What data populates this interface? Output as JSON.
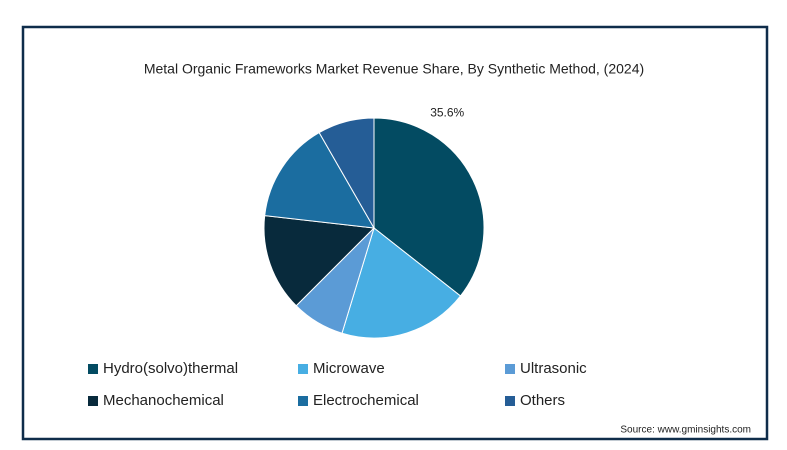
{
  "chart_data": {
    "type": "pie",
    "title": "Metal Organic Frameworks Market Revenue Share, By Synthetic Method, (2024)",
    "categories": [
      "Hydro(solvo)thermal",
      "Microwave",
      "Ultrasonic",
      "Mechanochemical",
      "Electrochemical",
      "Others"
    ],
    "values": [
      35.6,
      19.1,
      7.8,
      14.3,
      14.9,
      8.3
    ],
    "value_labels": [
      "35.6%",
      null,
      null,
      null,
      null,
      null
    ],
    "colors": [
      "#034b62",
      "#47aee3",
      "#5b9bd6",
      "#082a3c",
      "#1b6da0",
      "#255d96"
    ],
    "source": "Source: www.gminsights.com"
  }
}
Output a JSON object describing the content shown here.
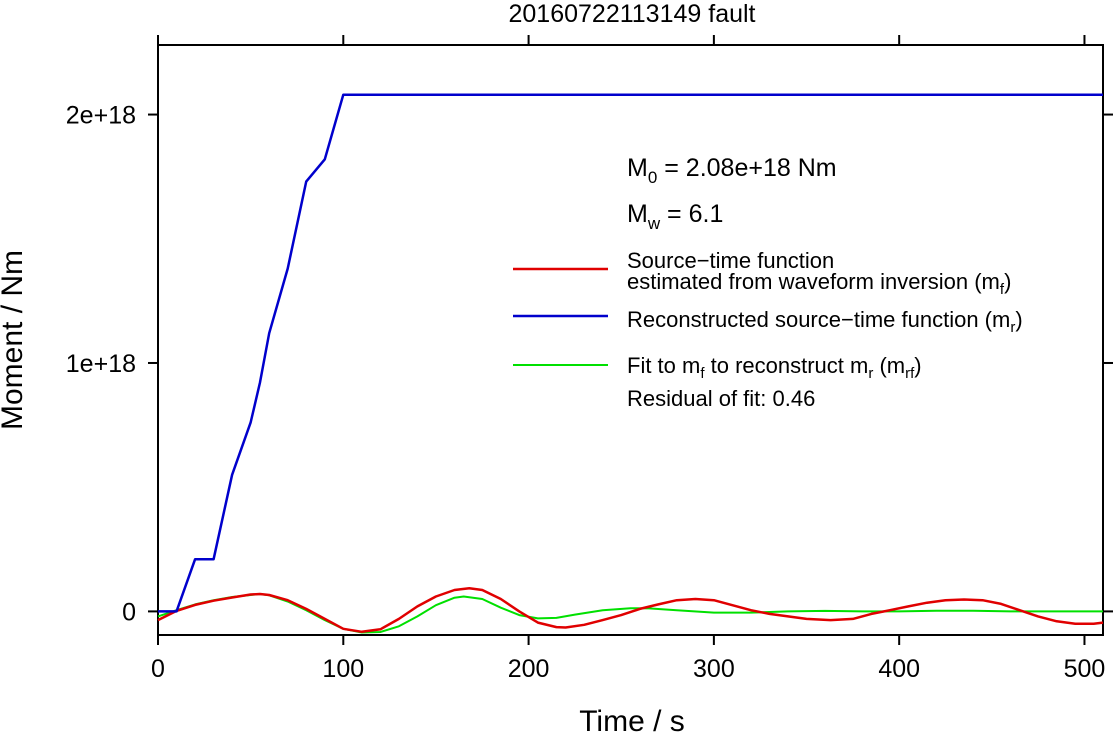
{
  "chart_data": {
    "type": "line",
    "title": "20160722113149 fault",
    "xlabel": "Time / s",
    "ylabel": "Moment / Nm",
    "xlim": [
      0,
      510
    ],
    "ylim": [
      -9.5e+16,
      2.28e+18
    ],
    "x_ticks": [
      0,
      100,
      200,
      300,
      400,
      500
    ],
    "x_tick_labels": [
      "0",
      "100",
      "200",
      "300",
      "400",
      "500"
    ],
    "y_ticks": [
      0,
      1e+18,
      2e+18
    ],
    "y_tick_labels": [
      "0",
      "1e+18",
      "2e+18"
    ],
    "grid": false,
    "legend_position": "right",
    "annotations": {
      "m0": {
        "symbol": "M",
        "sub": "0",
        "text": " = 2.08e+18 Nm"
      },
      "mw": {
        "symbol": "M",
        "sub": "w",
        "text": " = 6.1"
      },
      "residual": "Residual of fit: 0.46"
    },
    "legend": [
      {
        "color": "#e00000",
        "lines": [
          "Source−time function",
          "estimated from waveform inversion (m",
          "f",
          ")"
        ]
      },
      {
        "color": "#0000cc",
        "lines": [
          "Reconstructed source−time function (m",
          "r",
          ")"
        ]
      },
      {
        "color": "#00e000",
        "lines": [
          "Fit to m",
          "f",
          " to reconstruct m",
          "r",
          " (m",
          "rf",
          ")"
        ]
      }
    ],
    "series": [
      {
        "name": "Source−time function estimated from waveform inversion (mf)",
        "color": "#e00000",
        "x": [
          0,
          10,
          20,
          30,
          40,
          50,
          55,
          60,
          70,
          80,
          90,
          100,
          110,
          120,
          130,
          140,
          150,
          160,
          168,
          175,
          185,
          195,
          205,
          215,
          220,
          230,
          240,
          250,
          260,
          270,
          280,
          290,
          300,
          310,
          320,
          330,
          340,
          350,
          363,
          375,
          385,
          395,
          405,
          415,
          425,
          435,
          445,
          455,
          465,
          475,
          485,
          495,
          505,
          510
        ],
        "y": [
          -3.5e+16,
          2000000000000000.0,
          2.6e+16,
          4.3e+16,
          5.6e+16,
          6.8e+16,
          7e+16,
          6.6e+16,
          4.5e+16,
          1e+16,
          -3e+16,
          -7e+16,
          -8.2e+16,
          -7.2e+16,
          -3e+16,
          2e+16,
          6e+16,
          8.6e+16,
          9.3e+16,
          8.6e+16,
          5e+16,
          0,
          -4.5e+16,
          -6.3e+16,
          -6.5e+16,
          -5.4e+16,
          -3.5e+16,
          -1.5e+16,
          1e+16,
          2.8e+16,
          4.5e+16,
          5e+16,
          4.5e+16,
          2.5e+16,
          5000000000000000.0,
          -1e+16,
          -2e+16,
          -3e+16,
          -3.5e+16,
          -3e+16,
          -1e+16,
          5000000000000000.0,
          2e+16,
          3.5e+16,
          4.5e+16,
          4.8e+16,
          4.5e+16,
          3e+16,
          5000000000000000.0,
          -2e+16,
          -4e+16,
          -5e+16,
          -5e+16,
          -4.5e+16
        ]
      },
      {
        "name": "Reconstructed source−time function (mr)",
        "color": "#0000cc",
        "x": [
          0,
          10,
          20,
          30,
          40,
          50,
          55,
          60,
          70,
          80,
          90,
          100,
          510
        ],
        "y": [
          0,
          0,
          2.1e+17,
          2.1e+17,
          5.5e+17,
          7.6e+17,
          9.2e+17,
          1.12e+18,
          1.38e+18,
          1.73e+18,
          1.82e+18,
          2.08e+18,
          2.08e+18
        ]
      },
      {
        "name": "Fit to mf to reconstruct mr (mrf)",
        "color": "#00e000",
        "x": [
          0,
          10,
          20,
          30,
          40,
          50,
          55,
          60,
          70,
          80,
          90,
          100,
          110,
          120,
          130,
          140,
          150,
          160,
          165,
          175,
          185,
          195,
          205,
          215,
          225,
          240,
          255,
          265,
          280,
          300,
          320,
          340,
          360,
          380,
          400,
          420,
          440,
          460,
          480,
          500,
          510
        ],
        "y": [
          -2e+16,
          5000000000000000.0,
          2.8e+16,
          4.5e+16,
          5.8e+16,
          6.6e+16,
          7e+16,
          6.5e+16,
          4e+16,
          5000000000000000.0,
          -3.5e+16,
          -7e+16,
          -8.5e+16,
          -8.3e+16,
          -6e+16,
          -2e+16,
          2.5e+16,
          5.5e+16,
          6e+16,
          5e+16,
          1.5e+16,
          -1.5e+16,
          -2.8e+16,
          -2.6e+16,
          -1.3e+16,
          5000000000000000.0,
          1.3e+16,
          1.2e+16,
          5000000000000000.0,
          -5000000000000000.0,
          -5000000000000000.0,
          0,
          2000000000000000.0,
          0,
          0,
          3000000000000000.0,
          3000000000000000.0,
          0,
          0,
          0,
          0
        ]
      }
    ]
  }
}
-------
Given exercise:
Show all lines from the data above in which the word "estimated" appears.

Complete response:
          "estimated from waveform inversion (m",
        "name": "Source−time function estimated from waveform inversion (mf)",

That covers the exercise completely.